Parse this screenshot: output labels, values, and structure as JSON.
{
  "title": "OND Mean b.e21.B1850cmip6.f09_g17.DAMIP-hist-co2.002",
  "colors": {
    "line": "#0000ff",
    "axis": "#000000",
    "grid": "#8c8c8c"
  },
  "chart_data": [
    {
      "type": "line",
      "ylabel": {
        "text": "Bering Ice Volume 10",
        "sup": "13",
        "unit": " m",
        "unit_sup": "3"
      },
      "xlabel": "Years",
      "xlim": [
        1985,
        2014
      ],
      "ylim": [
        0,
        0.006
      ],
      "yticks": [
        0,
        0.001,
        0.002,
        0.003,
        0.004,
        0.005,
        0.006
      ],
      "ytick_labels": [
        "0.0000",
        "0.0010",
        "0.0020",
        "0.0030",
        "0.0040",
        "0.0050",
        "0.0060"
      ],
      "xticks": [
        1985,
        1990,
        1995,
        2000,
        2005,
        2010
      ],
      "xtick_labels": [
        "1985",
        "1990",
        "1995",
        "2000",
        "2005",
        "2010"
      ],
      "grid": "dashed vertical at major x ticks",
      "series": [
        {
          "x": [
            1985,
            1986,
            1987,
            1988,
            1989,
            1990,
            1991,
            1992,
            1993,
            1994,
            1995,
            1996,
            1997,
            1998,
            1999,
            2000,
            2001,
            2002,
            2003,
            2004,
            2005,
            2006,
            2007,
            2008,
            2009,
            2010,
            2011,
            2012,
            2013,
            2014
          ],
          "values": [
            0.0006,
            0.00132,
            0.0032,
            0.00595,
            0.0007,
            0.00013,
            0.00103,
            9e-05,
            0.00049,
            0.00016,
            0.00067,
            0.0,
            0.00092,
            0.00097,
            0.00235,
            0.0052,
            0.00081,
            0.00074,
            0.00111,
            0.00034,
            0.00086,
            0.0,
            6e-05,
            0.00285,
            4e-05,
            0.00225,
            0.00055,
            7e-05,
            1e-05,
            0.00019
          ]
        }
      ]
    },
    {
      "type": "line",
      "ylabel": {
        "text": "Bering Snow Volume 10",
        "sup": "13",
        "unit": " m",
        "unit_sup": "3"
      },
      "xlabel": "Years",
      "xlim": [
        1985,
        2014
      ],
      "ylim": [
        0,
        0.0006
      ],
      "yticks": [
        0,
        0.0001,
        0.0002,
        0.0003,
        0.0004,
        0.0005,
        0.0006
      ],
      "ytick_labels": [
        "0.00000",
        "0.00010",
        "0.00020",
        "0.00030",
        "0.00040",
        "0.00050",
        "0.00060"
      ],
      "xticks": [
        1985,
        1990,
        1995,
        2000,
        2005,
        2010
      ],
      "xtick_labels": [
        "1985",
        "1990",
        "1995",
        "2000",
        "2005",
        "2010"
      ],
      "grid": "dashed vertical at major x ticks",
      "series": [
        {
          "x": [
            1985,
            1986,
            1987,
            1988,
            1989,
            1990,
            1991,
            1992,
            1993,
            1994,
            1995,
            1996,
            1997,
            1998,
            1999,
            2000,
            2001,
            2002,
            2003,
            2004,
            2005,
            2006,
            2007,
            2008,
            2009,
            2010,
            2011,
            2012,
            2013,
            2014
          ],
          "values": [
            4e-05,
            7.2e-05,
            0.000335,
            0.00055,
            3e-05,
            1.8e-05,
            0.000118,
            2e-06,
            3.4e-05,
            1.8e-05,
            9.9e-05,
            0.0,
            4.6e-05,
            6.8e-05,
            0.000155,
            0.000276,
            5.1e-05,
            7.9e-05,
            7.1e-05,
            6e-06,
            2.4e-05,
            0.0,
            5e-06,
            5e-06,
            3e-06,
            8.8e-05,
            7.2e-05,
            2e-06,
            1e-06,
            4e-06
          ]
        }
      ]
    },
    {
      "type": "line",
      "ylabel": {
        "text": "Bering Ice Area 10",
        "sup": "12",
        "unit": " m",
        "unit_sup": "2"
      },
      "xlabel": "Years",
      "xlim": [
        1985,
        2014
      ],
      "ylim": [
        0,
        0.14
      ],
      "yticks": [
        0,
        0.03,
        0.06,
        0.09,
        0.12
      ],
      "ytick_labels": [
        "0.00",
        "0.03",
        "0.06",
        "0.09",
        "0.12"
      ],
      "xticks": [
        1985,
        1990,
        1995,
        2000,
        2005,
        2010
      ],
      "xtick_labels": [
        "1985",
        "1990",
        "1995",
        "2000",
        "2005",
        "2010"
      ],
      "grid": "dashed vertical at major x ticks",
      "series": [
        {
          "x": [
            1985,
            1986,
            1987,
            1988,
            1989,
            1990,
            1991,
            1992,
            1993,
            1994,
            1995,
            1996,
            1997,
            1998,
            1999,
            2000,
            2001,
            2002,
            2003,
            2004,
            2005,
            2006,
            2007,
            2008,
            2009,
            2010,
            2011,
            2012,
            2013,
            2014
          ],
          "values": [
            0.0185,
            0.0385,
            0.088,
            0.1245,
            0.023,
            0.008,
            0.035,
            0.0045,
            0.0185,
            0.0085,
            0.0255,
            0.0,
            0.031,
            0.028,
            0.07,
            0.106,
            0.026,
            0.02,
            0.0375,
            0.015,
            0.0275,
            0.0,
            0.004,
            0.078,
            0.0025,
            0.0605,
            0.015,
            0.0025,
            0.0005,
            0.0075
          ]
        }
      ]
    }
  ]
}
* * *
#### Written instruction:
In this exercise, repeat all entries exactly.

#### Finished task:
Parse this screenshot: output labels, values, and structure as JSON.
{
  "title": "OND Mean b.e21.B1850cmip6.f09_g17.DAMIP-hist-co2.002",
  "colors": {
    "line": "#0000ff",
    "axis": "#000000",
    "grid": "#8c8c8c"
  },
  "chart_data": [
    {
      "type": "line",
      "ylabel": {
        "text": "Bering Ice Volume 10",
        "sup": "13",
        "unit": " m",
        "unit_sup": "3"
      },
      "xlabel": "Years",
      "xlim": [
        1985,
        2014
      ],
      "ylim": [
        0,
        0.006
      ],
      "yticks": [
        0,
        0.001,
        0.002,
        0.003,
        0.004,
        0.005,
        0.006
      ],
      "ytick_labels": [
        "0.0000",
        "0.0010",
        "0.0020",
        "0.0030",
        "0.0040",
        "0.0050",
        "0.0060"
      ],
      "xticks": [
        1985,
        1990,
        1995,
        2000,
        2005,
        2010
      ],
      "xtick_labels": [
        "1985",
        "1990",
        "1995",
        "2000",
        "2005",
        "2010"
      ],
      "grid": "dashed vertical at major x ticks",
      "series": [
        {
          "x": [
            1985,
            1986,
            1987,
            1988,
            1989,
            1990,
            1991,
            1992,
            1993,
            1994,
            1995,
            1996,
            1997,
            1998,
            1999,
            2000,
            2001,
            2002,
            2003,
            2004,
            2005,
            2006,
            2007,
            2008,
            2009,
            2010,
            2011,
            2012,
            2013,
            2014
          ],
          "values": [
            0.0006,
            0.00132,
            0.0032,
            0.00595,
            0.0007,
            0.00013,
            0.00103,
            9e-05,
            0.00049,
            0.00016,
            0.00067,
            0.0,
            0.00092,
            0.00097,
            0.00235,
            0.0052,
            0.00081,
            0.00074,
            0.00111,
            0.00034,
            0.00086,
            0.0,
            6e-05,
            0.00285,
            4e-05,
            0.00225,
            0.00055,
            7e-05,
            1e-05,
            0.00019
          ]
        }
      ]
    },
    {
      "type": "line",
      "ylabel": {
        "text": "Bering Snow Volume 10",
        "sup": "13",
        "unit": " m",
        "unit_sup": "3"
      },
      "xlabel": "Years",
      "xlim": [
        1985,
        2014
      ],
      "ylim": [
        0,
        0.0006
      ],
      "yticks": [
        0,
        0.0001,
        0.0002,
        0.0003,
        0.0004,
        0.0005,
        0.0006
      ],
      "ytick_labels": [
        "0.00000",
        "0.00010",
        "0.00020",
        "0.00030",
        "0.00040",
        "0.00050",
        "0.00060"
      ],
      "xticks": [
        1985,
        1990,
        1995,
        2000,
        2005,
        2010
      ],
      "xtick_labels": [
        "1985",
        "1990",
        "1995",
        "2000",
        "2005",
        "2010"
      ],
      "grid": "dashed vertical at major x ticks",
      "series": [
        {
          "x": [
            1985,
            1986,
            1987,
            1988,
            1989,
            1990,
            1991,
            1992,
            1993,
            1994,
            1995,
            1996,
            1997,
            1998,
            1999,
            2000,
            2001,
            2002,
            2003,
            2004,
            2005,
            2006,
            2007,
            2008,
            2009,
            2010,
            2011,
            2012,
            2013,
            2014
          ],
          "values": [
            4e-05,
            7.2e-05,
            0.000335,
            0.00055,
            3e-05,
            1.8e-05,
            0.000118,
            2e-06,
            3.4e-05,
            1.8e-05,
            9.9e-05,
            0.0,
            4.6e-05,
            6.8e-05,
            0.000155,
            0.000276,
            5.1e-05,
            7.9e-05,
            7.1e-05,
            6e-06,
            2.4e-05,
            0.0,
            5e-06,
            5e-06,
            3e-06,
            8.8e-05,
            7.2e-05,
            2e-06,
            1e-06,
            4e-06
          ]
        }
      ]
    },
    {
      "type": "line",
      "ylabel": {
        "text": "Bering Ice Area 10",
        "sup": "12",
        "unit": " m",
        "unit_sup": "2"
      },
      "xlabel": "Years",
      "xlim": [
        1985,
        2014
      ],
      "ylim": [
        0,
        0.14
      ],
      "yticks": [
        0,
        0.03,
        0.06,
        0.09,
        0.12
      ],
      "ytick_labels": [
        "0.00",
        "0.03",
        "0.06",
        "0.09",
        "0.12"
      ],
      "xticks": [
        1985,
        1990,
        1995,
        2000,
        2005,
        2010
      ],
      "xtick_labels": [
        "1985",
        "1990",
        "1995",
        "2000",
        "2005",
        "2010"
      ],
      "grid": "dashed vertical at major x ticks",
      "series": [
        {
          "x": [
            1985,
            1986,
            1987,
            1988,
            1989,
            1990,
            1991,
            1992,
            1993,
            1994,
            1995,
            1996,
            1997,
            1998,
            1999,
            2000,
            2001,
            2002,
            2003,
            2004,
            2005,
            2006,
            2007,
            2008,
            2009,
            2010,
            2011,
            2012,
            2013,
            2014
          ],
          "values": [
            0.0185,
            0.0385,
            0.088,
            0.1245,
            0.023,
            0.008,
            0.035,
            0.0045,
            0.0185,
            0.0085,
            0.0255,
            0.0,
            0.031,
            0.028,
            0.07,
            0.106,
            0.026,
            0.02,
            0.0375,
            0.015,
            0.0275,
            0.0,
            0.004,
            0.078,
            0.0025,
            0.0605,
            0.015,
            0.0025,
            0.0005,
            0.0075
          ]
        }
      ]
    }
  ]
}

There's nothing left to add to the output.